[INSTRUCTIONS TO FOLLOW]: Give the listing again in full, exactly as written.

[EXTRACTED RECORDS]:

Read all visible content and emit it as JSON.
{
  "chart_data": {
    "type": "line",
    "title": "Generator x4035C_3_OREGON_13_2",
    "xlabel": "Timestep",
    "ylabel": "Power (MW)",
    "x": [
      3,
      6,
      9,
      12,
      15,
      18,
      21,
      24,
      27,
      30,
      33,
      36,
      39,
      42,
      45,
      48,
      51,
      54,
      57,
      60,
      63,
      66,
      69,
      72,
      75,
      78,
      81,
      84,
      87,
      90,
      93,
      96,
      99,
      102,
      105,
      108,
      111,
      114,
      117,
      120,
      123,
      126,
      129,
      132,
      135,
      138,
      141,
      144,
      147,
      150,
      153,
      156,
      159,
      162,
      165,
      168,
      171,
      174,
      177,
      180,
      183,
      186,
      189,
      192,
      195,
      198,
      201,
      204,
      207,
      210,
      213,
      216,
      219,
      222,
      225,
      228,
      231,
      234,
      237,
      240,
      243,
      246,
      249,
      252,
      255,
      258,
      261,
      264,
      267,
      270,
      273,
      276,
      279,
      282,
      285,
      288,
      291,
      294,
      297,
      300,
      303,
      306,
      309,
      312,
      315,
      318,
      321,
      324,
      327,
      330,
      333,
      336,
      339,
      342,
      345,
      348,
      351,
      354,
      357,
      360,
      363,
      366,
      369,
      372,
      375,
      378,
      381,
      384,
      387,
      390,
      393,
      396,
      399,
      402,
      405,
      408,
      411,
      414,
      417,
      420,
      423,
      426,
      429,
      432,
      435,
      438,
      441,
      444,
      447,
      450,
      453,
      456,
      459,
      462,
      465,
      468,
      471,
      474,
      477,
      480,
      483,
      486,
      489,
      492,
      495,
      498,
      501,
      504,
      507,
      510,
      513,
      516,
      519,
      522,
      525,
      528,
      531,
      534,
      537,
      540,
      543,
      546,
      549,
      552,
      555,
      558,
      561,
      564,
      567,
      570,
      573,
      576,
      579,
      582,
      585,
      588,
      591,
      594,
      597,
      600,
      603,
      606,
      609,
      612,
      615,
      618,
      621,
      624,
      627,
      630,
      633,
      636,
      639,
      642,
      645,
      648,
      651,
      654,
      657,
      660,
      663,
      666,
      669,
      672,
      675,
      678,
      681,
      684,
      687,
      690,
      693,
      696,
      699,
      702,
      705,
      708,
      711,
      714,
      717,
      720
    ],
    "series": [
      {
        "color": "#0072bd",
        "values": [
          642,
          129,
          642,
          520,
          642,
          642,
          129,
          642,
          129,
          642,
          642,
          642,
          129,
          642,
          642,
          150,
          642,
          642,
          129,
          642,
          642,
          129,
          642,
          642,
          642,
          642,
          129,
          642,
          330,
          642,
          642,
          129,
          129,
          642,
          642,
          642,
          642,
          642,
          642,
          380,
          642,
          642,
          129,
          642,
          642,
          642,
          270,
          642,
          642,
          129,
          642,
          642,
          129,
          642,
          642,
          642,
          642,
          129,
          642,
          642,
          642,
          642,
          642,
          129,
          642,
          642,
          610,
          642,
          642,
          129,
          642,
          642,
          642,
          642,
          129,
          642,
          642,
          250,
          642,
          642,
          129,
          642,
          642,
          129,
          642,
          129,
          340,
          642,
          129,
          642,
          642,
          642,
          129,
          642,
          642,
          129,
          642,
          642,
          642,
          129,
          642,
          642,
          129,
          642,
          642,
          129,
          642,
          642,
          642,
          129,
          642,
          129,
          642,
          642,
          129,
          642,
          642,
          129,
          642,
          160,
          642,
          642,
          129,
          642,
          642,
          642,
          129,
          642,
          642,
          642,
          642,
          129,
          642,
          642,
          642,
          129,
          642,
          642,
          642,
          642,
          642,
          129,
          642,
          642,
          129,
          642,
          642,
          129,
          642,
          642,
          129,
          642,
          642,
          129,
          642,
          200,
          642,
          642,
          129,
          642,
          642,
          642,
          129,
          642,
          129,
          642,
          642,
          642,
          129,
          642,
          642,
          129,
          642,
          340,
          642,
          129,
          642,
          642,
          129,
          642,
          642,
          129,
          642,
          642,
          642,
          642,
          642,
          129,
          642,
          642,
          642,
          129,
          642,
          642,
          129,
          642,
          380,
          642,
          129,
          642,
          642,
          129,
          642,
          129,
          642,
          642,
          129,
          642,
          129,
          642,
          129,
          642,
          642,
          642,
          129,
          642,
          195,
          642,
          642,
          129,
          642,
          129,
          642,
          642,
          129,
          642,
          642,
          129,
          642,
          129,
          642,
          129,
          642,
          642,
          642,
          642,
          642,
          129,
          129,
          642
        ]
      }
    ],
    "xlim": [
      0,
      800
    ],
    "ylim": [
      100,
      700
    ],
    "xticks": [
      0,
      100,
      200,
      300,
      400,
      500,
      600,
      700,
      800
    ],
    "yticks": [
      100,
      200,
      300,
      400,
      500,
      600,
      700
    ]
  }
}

[TASK OUTPUT]:
Read all visible content and emit it as JSON.
{
  "chart_data": {
    "type": "line",
    "title": "Generator x4035C_3_OREGON_13_2",
    "xlabel": "Timestep",
    "ylabel": "Power (MW)",
    "x": [
      3,
      6,
      9,
      12,
      15,
      18,
      21,
      24,
      27,
      30,
      33,
      36,
      39,
      42,
      45,
      48,
      51,
      54,
      57,
      60,
      63,
      66,
      69,
      72,
      75,
      78,
      81,
      84,
      87,
      90,
      93,
      96,
      99,
      102,
      105,
      108,
      111,
      114,
      117,
      120,
      123,
      126,
      129,
      132,
      135,
      138,
      141,
      144,
      147,
      150,
      153,
      156,
      159,
      162,
      165,
      168,
      171,
      174,
      177,
      180,
      183,
      186,
      189,
      192,
      195,
      198,
      201,
      204,
      207,
      210,
      213,
      216,
      219,
      222,
      225,
      228,
      231,
      234,
      237,
      240,
      243,
      246,
      249,
      252,
      255,
      258,
      261,
      264,
      267,
      270,
      273,
      276,
      279,
      282,
      285,
      288,
      291,
      294,
      297,
      300,
      303,
      306,
      309,
      312,
      315,
      318,
      321,
      324,
      327,
      330,
      333,
      336,
      339,
      342,
      345,
      348,
      351,
      354,
      357,
      360,
      363,
      366,
      369,
      372,
      375,
      378,
      381,
      384,
      387,
      390,
      393,
      396,
      399,
      402,
      405,
      408,
      411,
      414,
      417,
      420,
      423,
      426,
      429,
      432,
      435,
      438,
      441,
      444,
      447,
      450,
      453,
      456,
      459,
      462,
      465,
      468,
      471,
      474,
      477,
      480,
      483,
      486,
      489,
      492,
      495,
      498,
      501,
      504,
      507,
      510,
      513,
      516,
      519,
      522,
      525,
      528,
      531,
      534,
      537,
      540,
      543,
      546,
      549,
      552,
      555,
      558,
      561,
      564,
      567,
      570,
      573,
      576,
      579,
      582,
      585,
      588,
      591,
      594,
      597,
      600,
      603,
      606,
      609,
      612,
      615,
      618,
      621,
      624,
      627,
      630,
      633,
      636,
      639,
      642,
      645,
      648,
      651,
      654,
      657,
      660,
      663,
      666,
      669,
      672,
      675,
      678,
      681,
      684,
      687,
      690,
      693,
      696,
      699,
      702,
      705,
      708,
      711,
      714,
      717,
      720
    ],
    "series": [
      {
        "color": "#0072bd",
        "values": [
          642,
          129,
          642,
          520,
          642,
          642,
          129,
          642,
          129,
          642,
          642,
          642,
          129,
          642,
          642,
          150,
          642,
          642,
          129,
          642,
          642,
          129,
          642,
          642,
          642,
          642,
          129,
          642,
          330,
          642,
          642,
          129,
          129,
          642,
          642,
          642,
          642,
          642,
          642,
          380,
          642,
          642,
          129,
          642,
          642,
          642,
          270,
          642,
          642,
          129,
          642,
          642,
          129,
          642,
          642,
          642,
          642,
          129,
          642,
          642,
          642,
          642,
          642,
          129,
          642,
          642,
          610,
          642,
          642,
          129,
          642,
          642,
          642,
          642,
          129,
          642,
          642,
          250,
          642,
          642,
          129,
          642,
          642,
          129,
          642,
          129,
          340,
          642,
          129,
          642,
          642,
          642,
          129,
          642,
          642,
          129,
          642,
          642,
          642,
          129,
          642,
          642,
          129,
          642,
          642,
          129,
          642,
          642,
          642,
          129,
          642,
          129,
          642,
          642,
          129,
          642,
          642,
          129,
          642,
          160,
          642,
          642,
          129,
          642,
          642,
          642,
          129,
          642,
          642,
          642,
          642,
          129,
          642,
          642,
          642,
          129,
          642,
          642,
          642,
          642,
          642,
          129,
          642,
          642,
          129,
          642,
          642,
          129,
          642,
          642,
          129,
          642,
          642,
          129,
          642,
          200,
          642,
          642,
          129,
          642,
          642,
          642,
          129,
          642,
          129,
          642,
          642,
          642,
          129,
          642,
          642,
          129,
          642,
          340,
          642,
          129,
          642,
          642,
          129,
          642,
          642,
          129,
          642,
          642,
          642,
          642,
          642,
          129,
          642,
          642,
          642,
          129,
          642,
          642,
          129,
          642,
          380,
          642,
          129,
          642,
          642,
          129,
          642,
          129,
          642,
          642,
          129,
          642,
          129,
          642,
          129,
          642,
          642,
          642,
          129,
          642,
          195,
          642,
          642,
          129,
          642,
          129,
          642,
          642,
          129,
          642,
          642,
          129,
          642,
          129,
          642,
          129,
          642,
          642,
          642,
          642,
          642,
          129,
          129,
          642
        ]
      }
    ],
    "xlim": [
      0,
      800
    ],
    "ylim": [
      100,
      700
    ],
    "xticks": [
      0,
      100,
      200,
      300,
      400,
      500,
      600,
      700,
      800
    ],
    "yticks": [
      100,
      200,
      300,
      400,
      500,
      600,
      700
    ]
  }
}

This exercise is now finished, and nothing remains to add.